Each record that follows should be repeated exactly, minus any images.

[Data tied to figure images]
* * * * * * *
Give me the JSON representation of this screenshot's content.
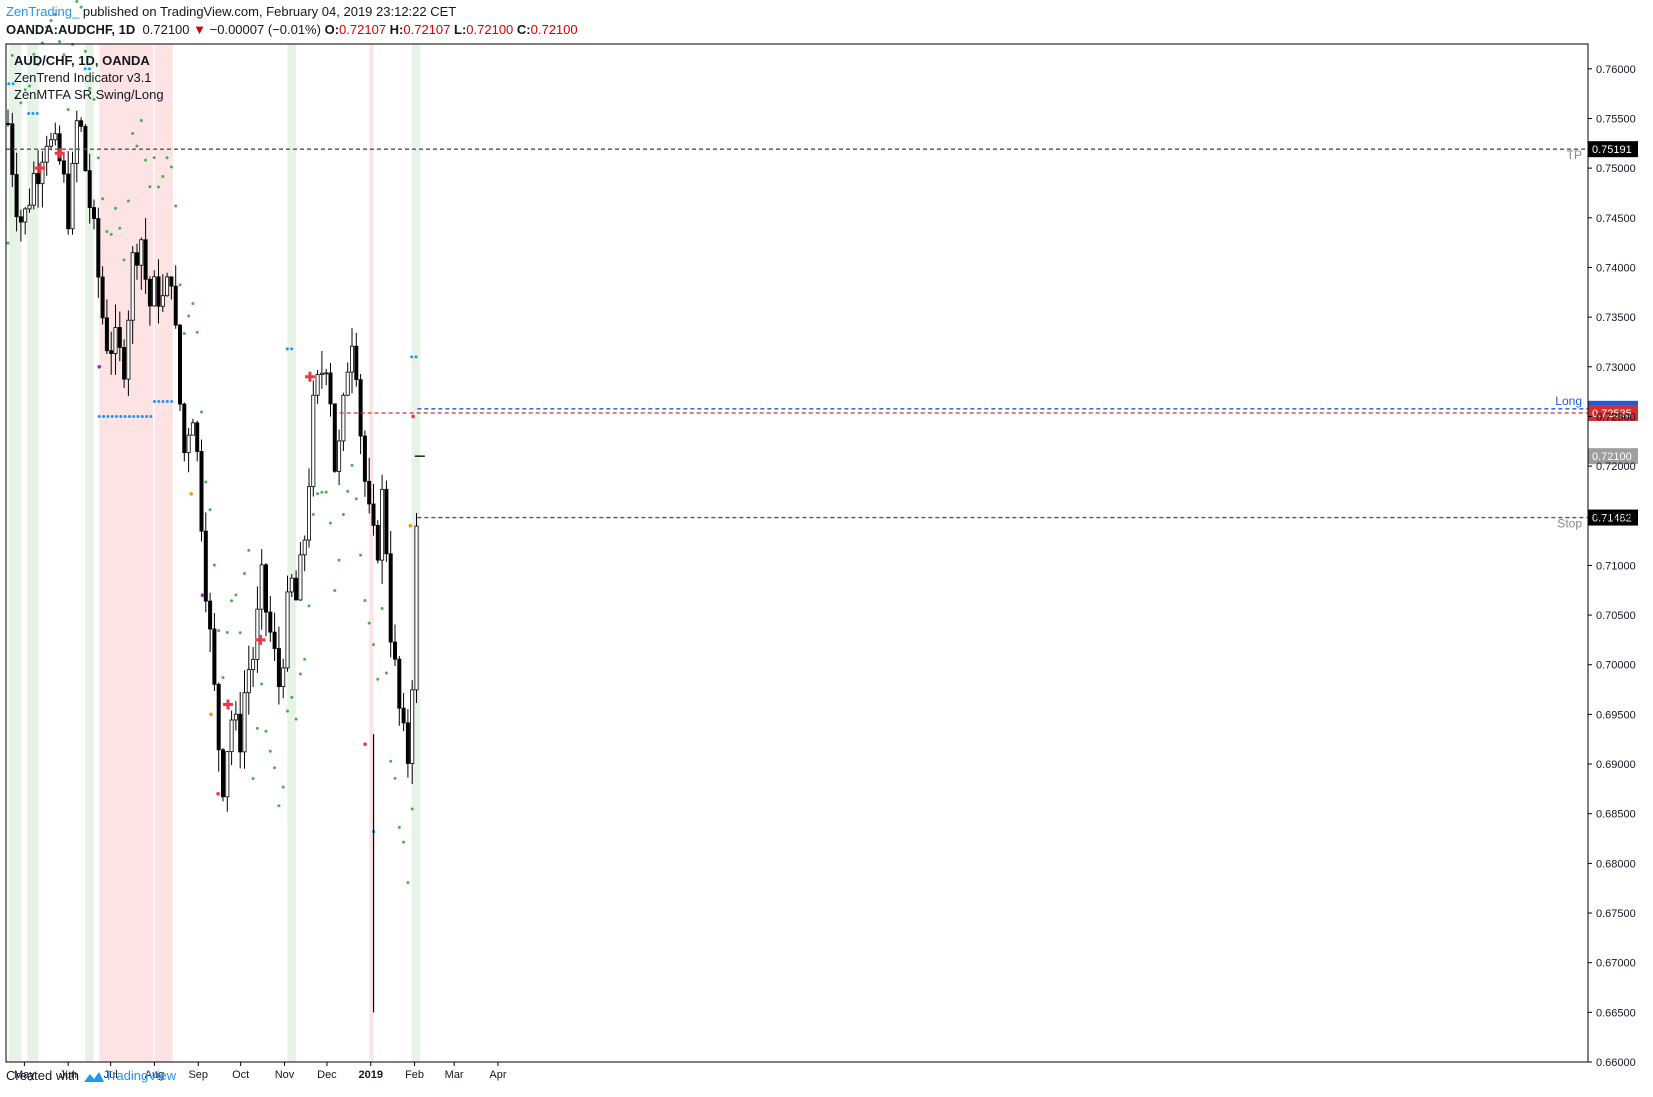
{
  "header": {
    "brand": "ZenTrading_",
    "published": " published on TradingView.com, February 04, 2019 23:12:22 CET",
    "symbol_line_prefix": "OANDA:AUDCHF, 1D",
    "last": "0.72100",
    "change_arrow": "▼",
    "change": "−0.00007 (−0.01%)",
    "o_label": "O:",
    "o_val": "0.72107",
    "h_label": "H:",
    "h_val": "0.72107",
    "l_label": "L:",
    "l_val": "0.72100",
    "c_label": "C:",
    "c_val": "0.72100"
  },
  "legend": {
    "symbol": "AUD/CHF, 1D, OANDA",
    "indicator1": "ZenTrend Indicator v3.1",
    "indicator2": "ZenMTFA SR Swing/Long"
  },
  "footer": {
    "created_with": "Created with",
    "tradingview": "TradingView"
  },
  "colors": {
    "bull_candle": "#ffffff",
    "bear_candle": "#000000",
    "trend_dots": "#4caf50",
    "sr_dots": "#2196f3",
    "signal_red": "#f23645",
    "signal_orange": "#ff9800",
    "signal_purple": "#9c27b0",
    "green_zone": "#e6f3e6",
    "red_zone": "#fde3e4",
    "long_line": "#1e5bd8",
    "entry_line": "#d32f2f",
    "tp_stop_line": "#555555"
  },
  "chart_data": {
    "type": "candlestick",
    "ylim": [
      0.66,
      0.7625
    ],
    "y_ticks": [
      "0.76000",
      "0.75500",
      "0.75000",
      "0.74500",
      "0.74000",
      "0.73500",
      "0.73000",
      "0.72500",
      "0.72000",
      "0.71500",
      "0.71000",
      "0.70500",
      "0.70000",
      "0.69500",
      "0.69000",
      "0.68500",
      "0.68000",
      "0.67500",
      "0.67000",
      "0.66500",
      "0.66000"
    ],
    "x_ticks": [
      "May",
      "Jun",
      "Jul",
      "Aug",
      "Sep",
      "Oct",
      "Nov",
      "Dec",
      "2019",
      "Feb",
      "Mar",
      "Apr"
    ],
    "levels": [
      {
        "name": "TP",
        "label": "TP",
        "price": 0.75191,
        "price_text": "0.75191"
      },
      {
        "name": "Long",
        "label": "Long",
        "price": 0.72577,
        "price_text": "0.72577"
      },
      {
        "name": "Entry",
        "label": "",
        "price": 0.72535,
        "price_text": "0.72535"
      },
      {
        "name": "Last",
        "label": "",
        "price": 0.721,
        "price_text": "0.72100"
      },
      {
        "name": "Stop",
        "label": "Stop",
        "price": 0.71482,
        "price_text": "0.71482"
      }
    ],
    "green_zones": [
      [
        "2018-04-20",
        "2018-04-29"
      ],
      [
        "2018-05-03",
        "2018-05-11"
      ],
      [
        "2018-06-13",
        "2018-06-19"
      ],
      [
        "2018-11-03",
        "2018-11-09"
      ],
      [
        "2019-01-30",
        "2019-02-05"
      ]
    ],
    "red_zones": [
      [
        "2018-06-23",
        "2018-07-31"
      ],
      [
        "2018-08-01",
        "2018-08-14"
      ],
      [
        "2018-12-31",
        "2019-01-01"
      ]
    ],
    "price_path": [
      [
        "2018-04-20",
        0.7545
      ],
      [
        "2018-04-24",
        0.748
      ],
      [
        "2018-04-30",
        0.744
      ],
      [
        "2018-05-06",
        0.7485
      ],
      [
        "2018-05-12",
        0.751
      ],
      [
        "2018-05-16",
        0.754
      ],
      [
        "2018-05-20",
        0.752
      ],
      [
        "2018-05-26",
        0.7505
      ],
      [
        "2018-06-02",
        0.745
      ],
      [
        "2018-06-08",
        0.756
      ],
      [
        "2018-06-14",
        0.749
      ],
      [
        "2018-06-20",
        0.742
      ],
      [
        "2018-06-27",
        0.733
      ],
      [
        "2018-07-04",
        0.732
      ],
      [
        "2018-07-10",
        0.73
      ],
      [
        "2018-07-16",
        0.74
      ],
      [
        "2018-07-22",
        0.744
      ],
      [
        "2018-07-28",
        0.736
      ],
      [
        "2018-08-03",
        0.738
      ],
      [
        "2018-08-08",
        0.736
      ],
      [
        "2018-08-13",
        0.74
      ],
      [
        "2018-08-18",
        0.728
      ],
      [
        "2018-08-23",
        0.72
      ],
      [
        "2018-08-27",
        0.728
      ],
      [
        "2018-09-02",
        0.718
      ],
      [
        "2018-09-08",
        0.705
      ],
      [
        "2018-09-13",
        0.696
      ],
      [
        "2018-09-18",
        0.688
      ],
      [
        "2018-09-24",
        0.695
      ],
      [
        "2018-09-30",
        0.692
      ],
      [
        "2018-10-05",
        0.699
      ],
      [
        "2018-10-10",
        0.701
      ],
      [
        "2018-10-16",
        0.708
      ],
      [
        "2018-10-22",
        0.703
      ],
      [
        "2018-10-28",
        0.698
      ],
      [
        "2018-11-02",
        0.704
      ],
      [
        "2018-11-06",
        0.708
      ],
      [
        "2018-11-10",
        0.706
      ],
      [
        "2018-11-16",
        0.714
      ],
      [
        "2018-11-21",
        0.725
      ],
      [
        "2018-11-26",
        0.729
      ],
      [
        "2018-12-02",
        0.732
      ],
      [
        "2018-12-06",
        0.72
      ],
      [
        "2018-12-11",
        0.722
      ],
      [
        "2018-12-15",
        0.73
      ],
      [
        "2018-12-20",
        0.735
      ],
      [
        "2018-12-26",
        0.721
      ],
      [
        "2019-01-01",
        0.713
      ],
      [
        "2019-01-05",
        0.711
      ],
      [
        "2019-01-10",
        0.718
      ],
      [
        "2019-01-15",
        0.704
      ],
      [
        "2019-01-19",
        0.698
      ],
      [
        "2019-01-23",
        0.693
      ],
      [
        "2019-01-27",
        0.69
      ],
      [
        "2019-01-31",
        0.701
      ],
      [
        "2019-02-04",
        0.721
      ]
    ]
  }
}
* * * * * * *
▸ **Written solution**
Give me the JSON representation of this screenshot's content.
{
  "header": {
    "brand": "ZenTrading_",
    "published": " published on TradingView.com, February 04, 2019 23:12:22 CET",
    "symbol_line_prefix": "OANDA:AUDCHF, 1D",
    "last": "0.72100",
    "change_arrow": "▼",
    "change": "−0.00007 (−0.01%)",
    "o_label": "O:",
    "o_val": "0.72107",
    "h_label": "H:",
    "h_val": "0.72107",
    "l_label": "L:",
    "l_val": "0.72100",
    "c_label": "C:",
    "c_val": "0.72100"
  },
  "legend": {
    "symbol": "AUD/CHF, 1D, OANDA",
    "indicator1": "ZenTrend Indicator v3.1",
    "indicator2": "ZenMTFA SR Swing/Long"
  },
  "footer": {
    "created_with": "Created with",
    "tradingview": "TradingView"
  },
  "colors": {
    "bull_candle": "#ffffff",
    "bear_candle": "#000000",
    "trend_dots": "#4caf50",
    "sr_dots": "#2196f3",
    "signal_red": "#f23645",
    "signal_orange": "#ff9800",
    "signal_purple": "#9c27b0",
    "green_zone": "#e6f3e6",
    "red_zone": "#fde3e4",
    "long_line": "#1e5bd8",
    "entry_line": "#d32f2f",
    "tp_stop_line": "#555555"
  },
  "chart_data": {
    "type": "candlestick",
    "ylim": [
      0.66,
      0.7625
    ],
    "y_ticks": [
      "0.76000",
      "0.75500",
      "0.75000",
      "0.74500",
      "0.74000",
      "0.73500",
      "0.73000",
      "0.72500",
      "0.72000",
      "0.71500",
      "0.71000",
      "0.70500",
      "0.70000",
      "0.69500",
      "0.69000",
      "0.68500",
      "0.68000",
      "0.67500",
      "0.67000",
      "0.66500",
      "0.66000"
    ],
    "x_ticks": [
      "May",
      "Jun",
      "Jul",
      "Aug",
      "Sep",
      "Oct",
      "Nov",
      "Dec",
      "2019",
      "Feb",
      "Mar",
      "Apr"
    ],
    "levels": [
      {
        "name": "TP",
        "label": "TP",
        "price": 0.75191,
        "price_text": "0.75191"
      },
      {
        "name": "Long",
        "label": "Long",
        "price": 0.72577,
        "price_text": "0.72577"
      },
      {
        "name": "Entry",
        "label": "",
        "price": 0.72535,
        "price_text": "0.72535"
      },
      {
        "name": "Last",
        "label": "",
        "price": 0.721,
        "price_text": "0.72100"
      },
      {
        "name": "Stop",
        "label": "Stop",
        "price": 0.71482,
        "price_text": "0.71482"
      }
    ],
    "green_zones": [
      [
        "2018-04-20",
        "2018-04-29"
      ],
      [
        "2018-05-03",
        "2018-05-11"
      ],
      [
        "2018-06-13",
        "2018-06-19"
      ],
      [
        "2018-11-03",
        "2018-11-09"
      ],
      [
        "2019-01-30",
        "2019-02-05"
      ]
    ],
    "red_zones": [
      [
        "2018-06-23",
        "2018-07-31"
      ],
      [
        "2018-08-01",
        "2018-08-14"
      ],
      [
        "2018-12-31",
        "2019-01-01"
      ]
    ],
    "price_path": [
      [
        "2018-04-20",
        0.7545
      ],
      [
        "2018-04-24",
        0.748
      ],
      [
        "2018-04-30",
        0.744
      ],
      [
        "2018-05-06",
        0.7485
      ],
      [
        "2018-05-12",
        0.751
      ],
      [
        "2018-05-16",
        0.754
      ],
      [
        "2018-05-20",
        0.752
      ],
      [
        "2018-05-26",
        0.7505
      ],
      [
        "2018-06-02",
        0.745
      ],
      [
        "2018-06-08",
        0.756
      ],
      [
        "2018-06-14",
        0.749
      ],
      [
        "2018-06-20",
        0.742
      ],
      [
        "2018-06-27",
        0.733
      ],
      [
        "2018-07-04",
        0.732
      ],
      [
        "2018-07-10",
        0.73
      ],
      [
        "2018-07-16",
        0.74
      ],
      [
        "2018-07-22",
        0.744
      ],
      [
        "2018-07-28",
        0.736
      ],
      [
        "2018-08-03",
        0.738
      ],
      [
        "2018-08-08",
        0.736
      ],
      [
        "2018-08-13",
        0.74
      ],
      [
        "2018-08-18",
        0.728
      ],
      [
        "2018-08-23",
        0.72
      ],
      [
        "2018-08-27",
        0.728
      ],
      [
        "2018-09-02",
        0.718
      ],
      [
        "2018-09-08",
        0.705
      ],
      [
        "2018-09-13",
        0.696
      ],
      [
        "2018-09-18",
        0.688
      ],
      [
        "2018-09-24",
        0.695
      ],
      [
        "2018-09-30",
        0.692
      ],
      [
        "2018-10-05",
        0.699
      ],
      [
        "2018-10-10",
        0.701
      ],
      [
        "2018-10-16",
        0.708
      ],
      [
        "2018-10-22",
        0.703
      ],
      [
        "2018-10-28",
        0.698
      ],
      [
        "2018-11-02",
        0.704
      ],
      [
        "2018-11-06",
        0.708
      ],
      [
        "2018-11-10",
        0.706
      ],
      [
        "2018-11-16",
        0.714
      ],
      [
        "2018-11-21",
        0.725
      ],
      [
        "2018-11-26",
        0.729
      ],
      [
        "2018-12-02",
        0.732
      ],
      [
        "2018-12-06",
        0.72
      ],
      [
        "2018-12-11",
        0.722
      ],
      [
        "2018-12-15",
        0.73
      ],
      [
        "2018-12-20",
        0.735
      ],
      [
        "2018-12-26",
        0.721
      ],
      [
        "2019-01-01",
        0.713
      ],
      [
        "2019-01-05",
        0.711
      ],
      [
        "2019-01-10",
        0.718
      ],
      [
        "2019-01-15",
        0.704
      ],
      [
        "2019-01-19",
        0.698
      ],
      [
        "2019-01-23",
        0.693
      ],
      [
        "2019-01-27",
        0.69
      ],
      [
        "2019-01-31",
        0.701
      ],
      [
        "2019-02-04",
        0.721
      ]
    ]
  }
}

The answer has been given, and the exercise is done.